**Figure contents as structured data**
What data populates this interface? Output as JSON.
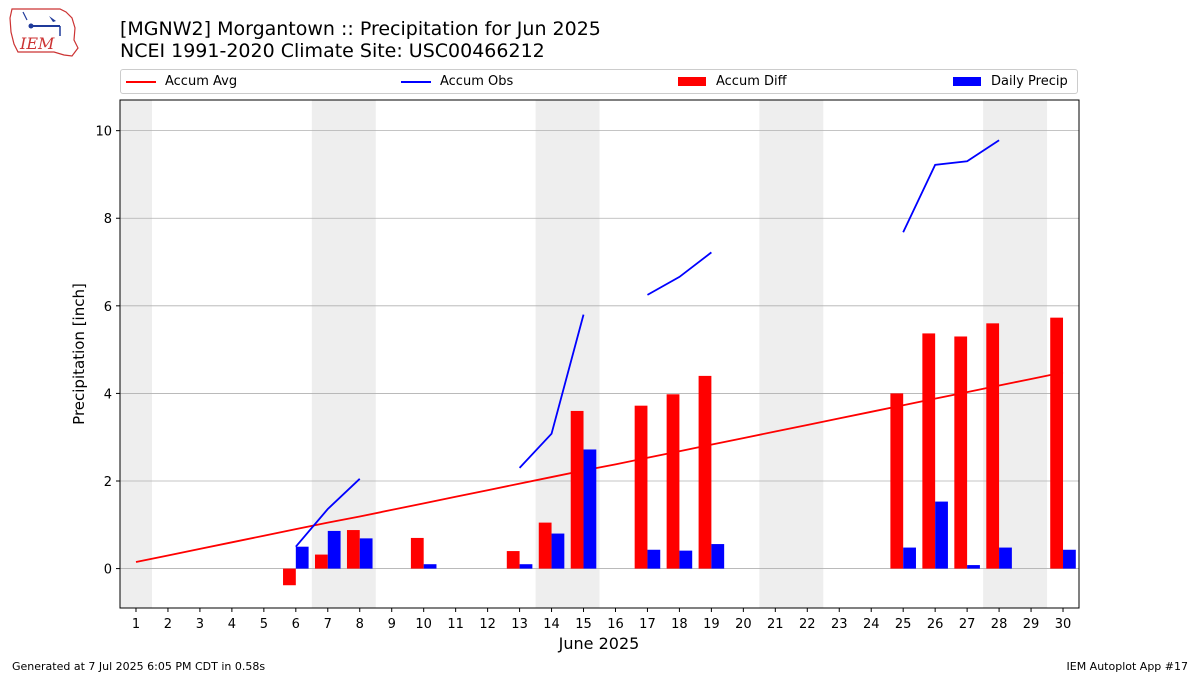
{
  "header": {
    "title_line1": "[MGNW2] Morgantown :: Precipitation for Jun 2025",
    "title_line2": "NCEI 1991-2020 Climate Site: USC00466212",
    "logo_text": "IEM"
  },
  "footer": {
    "generated": "Generated at 7 Jul 2025 6:05 PM CDT in 0.58s",
    "app": "IEM Autoplot App #17"
  },
  "colors": {
    "avg": "#ff0000",
    "obs": "#0000ff",
    "diff": "#ff0000",
    "daily": "#0000ff",
    "weekend_shade": "#eeeeee",
    "grid": "#b0b0b0"
  },
  "chart_data": {
    "type": "bar",
    "xlabel": "June 2025",
    "ylabel": "Precipitation [inch]",
    "xlim": [
      0.5,
      30.5
    ],
    "ylim": [
      -0.9,
      10.7
    ],
    "yticks": [
      0,
      2,
      4,
      6,
      8,
      10
    ],
    "x": [
      1,
      2,
      3,
      4,
      5,
      6,
      7,
      8,
      9,
      10,
      11,
      12,
      13,
      14,
      15,
      16,
      17,
      18,
      19,
      20,
      21,
      22,
      23,
      24,
      25,
      26,
      27,
      28,
      29,
      30
    ],
    "grid": "horizontal",
    "legend_placement": "top",
    "shaded_days": [
      [
        0.5,
        1.5
      ],
      [
        6.5,
        8.5
      ],
      [
        13.5,
        15.5
      ],
      [
        20.5,
        22.5
      ],
      [
        27.5,
        29.5
      ]
    ],
    "series": [
      {
        "name": "Accum Avg",
        "kind": "line",
        "values": [
          0.15,
          0.3,
          0.45,
          0.6,
          0.75,
          0.9,
          1.05,
          1.19,
          1.34,
          1.49,
          1.64,
          1.79,
          1.94,
          2.09,
          2.24,
          2.38,
          2.53,
          2.68,
          2.83,
          2.98,
          3.13,
          3.28,
          3.43,
          3.58,
          3.73,
          3.88,
          4.03,
          4.18,
          4.33,
          4.48
        ]
      },
      {
        "name": "Accum Obs",
        "kind": "line",
        "values": [
          null,
          null,
          null,
          null,
          null,
          0.5,
          1.36,
          2.05,
          null,
          null,
          null,
          null,
          2.3,
          3.08,
          5.8,
          null,
          6.25,
          6.66,
          7.22,
          null,
          null,
          null,
          null,
          null,
          7.68,
          9.22,
          9.3,
          9.78,
          null,
          null
        ]
      },
      {
        "name": "Accum Diff",
        "kind": "bar",
        "values": [
          null,
          null,
          null,
          null,
          null,
          -0.38,
          0.32,
          0.88,
          null,
          0.7,
          null,
          null,
          0.4,
          1.05,
          3.6,
          null,
          3.72,
          3.98,
          4.4,
          null,
          null,
          null,
          null,
          null,
          4.0,
          5.37,
          5.3,
          5.6,
          null,
          5.73
        ]
      },
      {
        "name": "Daily Precip",
        "kind": "bar",
        "values": [
          null,
          null,
          null,
          null,
          null,
          0.5,
          0.86,
          0.69,
          null,
          0.1,
          null,
          null,
          0.1,
          0.8,
          2.72,
          null,
          0.43,
          0.41,
          0.56,
          null,
          null,
          null,
          null,
          null,
          0.48,
          1.53,
          0.08,
          0.48,
          null,
          0.43
        ]
      }
    ]
  }
}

**EXERCISE REQUIREMENTS**
In the lines above, locate the string "Precipitation". Copy every line where it occurs.

**THE ANSWER**
    "title_line1": "[MGNW2] Morgantown :: Precipitation for Jun 2025",
    "ylabel": "Precipitation [inch]",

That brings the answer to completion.